>> Start Material for the task

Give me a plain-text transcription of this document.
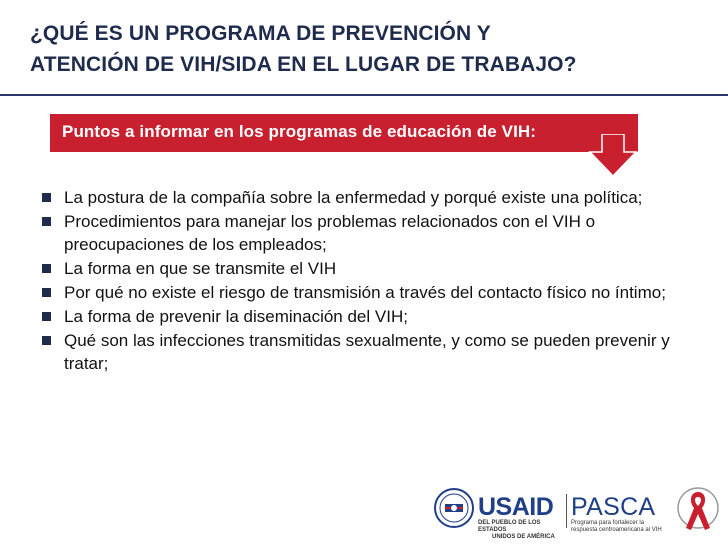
¿QUÉ ES UN PROGRAMA DE PREVENCIÓN Y
ATENCIÓN DE VIH/SIDA EN EL LUGAR DE TRABAJO?
Puntos a informar en los programas de educación de VIH:
La postura de la compañía sobre la enfermedad y porqué existe una política;
Procedimientos para manejar los problemas relacionados con el VIH o preocupaciones de los empleados;
La forma en que se transmite el VIH
Por qué no existe el riesgo de transmisión a través del contacto físico no íntimo;
La forma de prevenir la diseminación del VIH;
Qué son las infecciones transmitidas sexualmente, y como se pueden prevenir y tratar;
USAID
DEL PUEBLO DE LOS ESTADOS
UNIDOS DE AMÉRICA
PASCA
Programa para fortalecer la
respuesta centroamericana al VIH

>> End Material for the task

■ **Challenge**
Copy out each record shown above without alteration, skipping any picture.

■ **Response**
Give me a plain-text transcription of this document.
¿QUÉ ES UN PROGRAMA DE PREVENCIÓN Y
ATENCIÓN DE VIH/SIDA EN EL LUGAR DE TRABAJO?
Puntos a informar en los programas de educación de VIH:
La postura de la compañía sobre la enfermedad y porqué existe una política;
Procedimientos para manejar los problemas relacionados con el VIH o preocupaciones de los empleados;
La forma en que se transmite el VIH
Por qué no existe el riesgo de transmisión a través del contacto físico no íntimo;
La forma de prevenir la diseminación del VIH;
Qué son las infecciones transmitidas sexualmente, y como se pueden prevenir y tratar;
USAID
DEL PUEBLO DE LOS ESTADOS
UNIDOS DE AMÉRICA
PASCA
Programa para fortalecer la
respuesta centroamericana al VIH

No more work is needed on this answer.